*Data listing*:
%%

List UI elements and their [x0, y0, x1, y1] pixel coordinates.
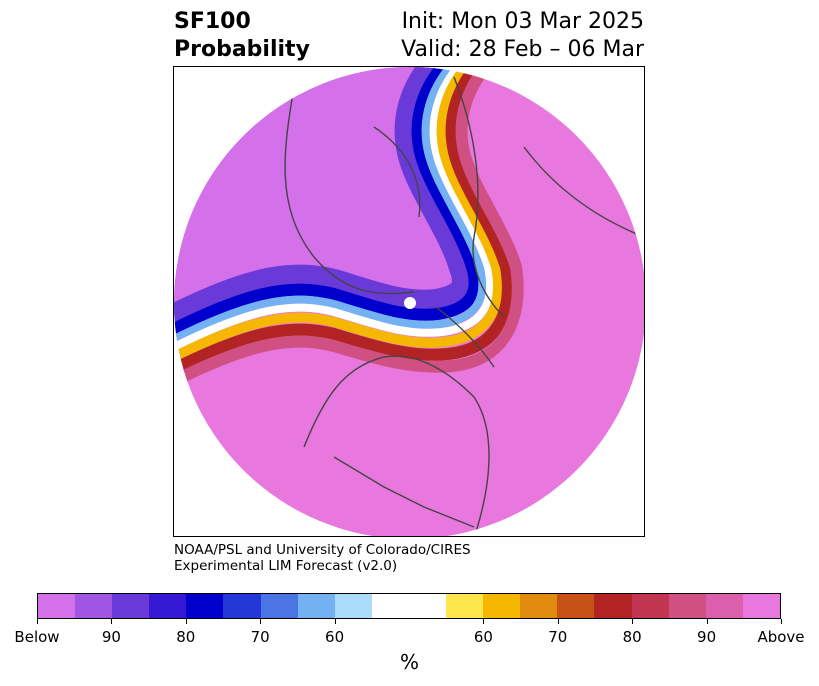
- colorbar-swatch: [186, 594, 224, 618]
- init-date: Init: Mon 03 Mar 2025: [401, 9, 644, 34]
- colorbar-swatch: [149, 594, 187, 618]
- colorbar-swatch: [742, 594, 780, 618]
- colorbar-unit: %: [399, 650, 419, 674]
- colorbar-tick-label: 70: [250, 628, 270, 646]
- credit-line-1: NOAA/PSL and University of Colorado/CIRE…: [174, 542, 471, 558]
- colorbar-tick-mark: [781, 619, 782, 624]
- colorbar-swatch: [594, 594, 632, 618]
- colorbar-swatch: [371, 594, 447, 618]
- valid-date-range: Valid: 28 Feb – 06 Mar: [401, 37, 644, 62]
- band-below-80: [174, 67, 482, 333]
- colorbar-swatch: [260, 594, 298, 618]
- colorbar-tick-mark: [483, 619, 485, 624]
- band-below-90: [174, 67, 481, 335]
- colorbar-tick-mark: [334, 619, 336, 624]
- colorbar-swatch: [75, 594, 113, 618]
- band-above-80: [174, 67, 514, 375]
- colorbar-tick-label: Below: [14, 628, 60, 646]
- colorbar-tick-label: 90: [101, 628, 121, 646]
- colorbar-tick-mark: [557, 619, 559, 624]
- colorbar-swatch: [446, 594, 484, 618]
- colorbar: [37, 593, 781, 619]
- colorbar-swatch: [334, 594, 372, 618]
- colorbar-swatch: [520, 594, 558, 618]
- colorbar-tick-mark: [111, 619, 113, 624]
- coastlines: [284, 76, 644, 536]
- colorbar-tick-label: 60: [325, 628, 345, 646]
- band-below-60: [174, 67, 487, 343]
- credit-text: NOAA/PSL and University of Colorado/CIRE…: [174, 542, 471, 574]
- band-above-60: [174, 67, 503, 362]
- colorbar-swatch: [557, 594, 595, 618]
- colorbar-tick-label: 60: [473, 628, 493, 646]
- colorbar-tick-label: 80: [176, 628, 196, 646]
- colorbar-tick-label: Above: [757, 628, 805, 646]
- colorbar-tick-mark: [185, 619, 187, 624]
- map-title: SF100 Probability: [174, 8, 310, 64]
- colorbar-swatch: [668, 594, 706, 618]
- title-line-2: Probability: [174, 37, 310, 62]
- colorbar-tick-label: 70: [548, 628, 568, 646]
- colorbar-tick-mark: [706, 619, 708, 624]
- colorbar-swatch: [631, 594, 669, 618]
- title-line-1: SF100: [174, 9, 251, 34]
- colorbar-tick-mark: [632, 619, 634, 624]
- forecast-dates: Init: Mon 03 Mar 2025 Valid: 28 Feb – 06…: [401, 8, 644, 64]
- probability-field: [174, 67, 644, 536]
- pole-mask: [404, 297, 416, 309]
- colorbar-swatch: [705, 594, 743, 618]
- colorbar-tick-mark: [37, 619, 38, 624]
- colorbar-swatch: [112, 594, 150, 618]
- colorbar-swatch: [297, 594, 335, 618]
- colorbar-tick-mark: [260, 619, 262, 624]
- colorbar-swatch: [483, 594, 521, 618]
- band-above-90: [174, 67, 524, 387]
- credit-line-2: Experimental LIM Forecast (v2.0): [174, 558, 398, 574]
- colorbar-tick-label: 80: [622, 628, 642, 646]
- polar-map: [174, 67, 644, 536]
- band-neutral: [174, 67, 495, 351]
- map-panel: [173, 66, 645, 537]
- colorbar-tick-label: 90: [697, 628, 717, 646]
- colorbar-swatch: [38, 594, 76, 618]
- colorbar-swatch: [223, 594, 261, 618]
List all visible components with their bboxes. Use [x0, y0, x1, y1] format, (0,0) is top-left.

%%

Can you write out every line of the entry above word for word, leaving out the picture?

List UI elements and their [x0, y0, x1, y1] pixel coordinates.
- colorbar-swatch: [186, 594, 224, 618]
- init-date: Init: Mon 03 Mar 2025: [401, 9, 644, 34]
- colorbar-swatch: [149, 594, 187, 618]
- colorbar-swatch: [742, 594, 780, 618]
- colorbar-unit: %: [399, 650, 419, 674]
- colorbar-tick-label: 70: [250, 628, 270, 646]
- credit-line-1: NOAA/PSL and University of Colorado/CIRE…: [174, 542, 471, 558]
- colorbar-tick-mark: [781, 619, 782, 624]
- colorbar-swatch: [594, 594, 632, 618]
- colorbar-swatch: [371, 594, 447, 618]
- valid-date-range: Valid: 28 Feb – 06 Mar: [401, 37, 644, 62]
- band-below-80: [174, 67, 482, 333]
- colorbar-swatch: [260, 594, 298, 618]
- colorbar-tick-mark: [483, 619, 485, 624]
- band-below-90: [174, 67, 481, 335]
- colorbar-tick-mark: [334, 619, 336, 624]
- colorbar-swatch: [75, 594, 113, 618]
- band-above-80: [174, 67, 514, 375]
- colorbar-tick-label: Below: [14, 628, 60, 646]
- colorbar-tick-label: 90: [101, 628, 121, 646]
- colorbar-tick-mark: [557, 619, 559, 624]
- colorbar-swatch: [446, 594, 484, 618]
- colorbar: [37, 593, 781, 619]
- colorbar-swatch: [334, 594, 372, 618]
- colorbar-swatch: [520, 594, 558, 618]
- colorbar-tick-mark: [111, 619, 113, 624]
- coastlines: [284, 76, 644, 536]
- colorbar-tick-label: 60: [325, 628, 345, 646]
- band-below-60: [174, 67, 487, 343]
- credit-text: NOAA/PSL and University of Colorado/CIRE…: [174, 542, 471, 574]
- band-above-60: [174, 67, 503, 362]
- colorbar-swatch: [557, 594, 595, 618]
- colorbar-tick-label: 60: [473, 628, 493, 646]
- colorbar-tick-label: 80: [176, 628, 196, 646]
- colorbar-tick-label: Above: [757, 628, 805, 646]
- colorbar-tick-mark: [185, 619, 187, 624]
- map-title: SF100 Probability: [174, 8, 310, 64]
- colorbar-swatch: [668, 594, 706, 618]
- title-line-2: Probability: [174, 37, 310, 62]
- colorbar-tick-label: 70: [548, 628, 568, 646]
- colorbar-tick-mark: [706, 619, 708, 624]
- colorbar-swatch: [631, 594, 669, 618]
- title-line-1: SF100: [174, 9, 251, 34]
- colorbar-tick-mark: [632, 619, 634, 624]
- forecast-dates: Init: Mon 03 Mar 2025 Valid: 28 Feb – 06…: [401, 8, 644, 64]
- probability-field: [174, 67, 644, 536]
- pole-mask: [404, 297, 416, 309]
- colorbar-swatch: [705, 594, 743, 618]
- colorbar-tick-mark: [37, 619, 38, 624]
- colorbar-swatch: [112, 594, 150, 618]
- colorbar-swatch: [297, 594, 335, 618]
- colorbar-tick-mark: [260, 619, 262, 624]
- colorbar-swatch: [483, 594, 521, 618]
- band-above-90: [174, 67, 524, 387]
- credit-line-2: Experimental LIM Forecast (v2.0): [174, 558, 398, 574]
- colorbar-tick-label: 80: [622, 628, 642, 646]
- polar-map: [174, 67, 644, 536]
- band-neutral: [174, 67, 495, 351]
- map-panel: [173, 66, 645, 537]
- colorbar-tick-label: 90: [697, 628, 717, 646]
- colorbar-swatch: [38, 594, 76, 618]
- colorbar-swatch: [223, 594, 261, 618]
List all visible components with their bboxes. Use [x0, y0, x1, y1] format, (0,0) is top-left.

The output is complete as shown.